[BEGIN]

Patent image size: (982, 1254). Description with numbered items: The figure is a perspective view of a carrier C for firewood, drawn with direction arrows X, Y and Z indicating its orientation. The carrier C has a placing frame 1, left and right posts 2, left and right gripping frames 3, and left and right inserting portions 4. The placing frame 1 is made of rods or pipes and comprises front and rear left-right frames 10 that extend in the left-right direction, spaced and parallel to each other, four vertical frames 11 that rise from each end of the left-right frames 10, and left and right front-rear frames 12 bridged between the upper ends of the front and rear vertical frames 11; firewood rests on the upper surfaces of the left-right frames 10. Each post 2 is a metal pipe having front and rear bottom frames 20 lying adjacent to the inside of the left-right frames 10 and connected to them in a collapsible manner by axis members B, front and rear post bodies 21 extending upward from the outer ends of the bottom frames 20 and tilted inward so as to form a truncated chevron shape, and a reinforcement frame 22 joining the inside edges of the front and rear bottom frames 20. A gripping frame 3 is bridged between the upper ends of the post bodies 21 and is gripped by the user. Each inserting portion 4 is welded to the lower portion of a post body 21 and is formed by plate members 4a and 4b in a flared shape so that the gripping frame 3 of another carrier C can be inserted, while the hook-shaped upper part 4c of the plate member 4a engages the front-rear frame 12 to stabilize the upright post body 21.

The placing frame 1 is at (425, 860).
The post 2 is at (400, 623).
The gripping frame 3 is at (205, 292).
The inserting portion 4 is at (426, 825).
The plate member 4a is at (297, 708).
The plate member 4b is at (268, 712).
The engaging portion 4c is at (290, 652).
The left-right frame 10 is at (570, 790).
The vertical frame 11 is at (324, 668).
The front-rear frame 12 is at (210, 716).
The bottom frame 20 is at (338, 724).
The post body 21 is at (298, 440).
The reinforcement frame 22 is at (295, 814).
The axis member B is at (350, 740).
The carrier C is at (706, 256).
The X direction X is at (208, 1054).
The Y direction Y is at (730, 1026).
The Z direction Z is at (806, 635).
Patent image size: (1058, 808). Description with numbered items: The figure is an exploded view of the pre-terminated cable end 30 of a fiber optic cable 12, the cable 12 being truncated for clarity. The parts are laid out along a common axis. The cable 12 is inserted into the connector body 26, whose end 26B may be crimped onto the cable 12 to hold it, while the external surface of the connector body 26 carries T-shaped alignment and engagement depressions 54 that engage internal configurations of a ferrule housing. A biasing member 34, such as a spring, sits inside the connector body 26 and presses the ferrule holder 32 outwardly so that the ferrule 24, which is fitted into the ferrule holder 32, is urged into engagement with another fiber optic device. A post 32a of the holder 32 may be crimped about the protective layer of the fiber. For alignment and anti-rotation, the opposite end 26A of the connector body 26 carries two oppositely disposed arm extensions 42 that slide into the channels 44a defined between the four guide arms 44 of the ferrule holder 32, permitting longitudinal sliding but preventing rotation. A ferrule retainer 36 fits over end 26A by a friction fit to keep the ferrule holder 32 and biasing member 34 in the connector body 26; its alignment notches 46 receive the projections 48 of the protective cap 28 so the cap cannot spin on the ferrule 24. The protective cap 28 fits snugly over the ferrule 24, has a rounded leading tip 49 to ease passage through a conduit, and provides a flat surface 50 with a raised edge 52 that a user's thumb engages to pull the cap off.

[END]

**The exercise**: Please copy the records above, swapping "firewood" for "lumber" and leaving everything else unchanged.

**Exercise result**:
Patent image size: (982, 1254). Description with numbered items: The figure is a perspective view of a carrier C for lumber, drawn with direction arrows X, Y and Z indicating its orientation. The carrier C has a placing frame 1, left and right posts 2, left and right gripping frames 3, and left and right inserting portions 4. The placing frame 1 is made of rods or pipes and comprises front and rear left-right frames 10 that extend in the left-right direction, spaced and parallel to each other, four vertical frames 11 that rise from each end of the left-right frames 10, and left and right front-rear frames 12 bridged between the upper ends of the front and rear vertical frames 11; lumber rests on the upper surfaces of the left-right frames 10. Each post 2 is a metal pipe having front and rear bottom frames 20 lying adjacent to the inside of the left-right frames 10 and connected to them in a collapsible manner by axis members B, front and rear post bodies 21 extending upward from the outer ends of the bottom frames 20 and tilted inward so as to form a truncated chevron shape, and a reinforcement frame 22 joining the inside edges of the front and rear bottom frames 20. A gripping frame 3 is bridged between the upper ends of the post bodies 21 and is gripped by the user. Each inserting portion 4 is welded to the lower portion of a post body 21 and is formed by plate members 4a and 4b in a flared shape so that the gripping frame 3 of another carrier C can be inserted, while the hook-shaped upper part 4c of the plate member 4a engages the front-rear frame 12 to stabilize the upright post body 21.

The placing frame 1 is at (425, 860).
The post 2 is at (400, 623).
The gripping frame 3 is at (205, 292).
The inserting portion 4 is at (426, 825).
The plate member 4a is at (297, 708).
The plate member 4b is at (268, 712).
The engaging portion 4c is at (290, 652).
The left-right frame 10 is at (570, 790).
The vertical frame 11 is at (324, 668).
The front-rear frame 12 is at (210, 716).
The bottom frame 20 is at (338, 724).
The post body 21 is at (298, 440).
The reinforcement frame 22 is at (295, 814).
The axis member B is at (350, 740).
The carrier C is at (706, 256).
The X direction X is at (208, 1054).
The Y direction Y is at (730, 1026).
The Z direction Z is at (806, 635).
Patent image size: (1058, 808). Description with numbered items: The figure is an exploded view of the pre-terminated cable end 30 of a fiber optic cable 12, the cable 12 being truncated for clarity. The parts are laid out along a common axis. The cable 12 is inserted into the connector body 26, whose end 26B may be crimped onto the cable 12 to hold it, while the external surface of the connector body 26 carries T-shaped alignment and engagement depressions 54 that engage internal configurations of a ferrule housing. A biasing member 34, such as a spring, sits inside the connector body 26 and presses the ferrule holder 32 outwardly so that the ferrule 24, which is fitted into the ferrule holder 32, is urged into engagement with another fiber optic device. A post 32a of the holder 32 may be crimped about the protective layer of the fiber. For alignment and anti-rotation, the opposite end 26A of the connector body 26 carries two oppositely disposed arm extensions 42 that slide into the channels 44a defined between the four guide arms 44 of the ferrule holder 32, permitting longitudinal sliding but preventing rotation. A ferrule retainer 36 fits over end 26A by a friction fit to keep the ferrule holder 32 and biasing member 34 in the connector body 26; its alignment notches 46 receive the projections 48 of the protective cap 28 so the cap cannot spin on the ferrule 24. The protective cap 28 fits snugly over the ferrule 24, has a rounded leading tip 49 to ease passage through a conduit, and provides a flat surface 50 with a raised edge 52 that a user's thumb engages to pull the cap off.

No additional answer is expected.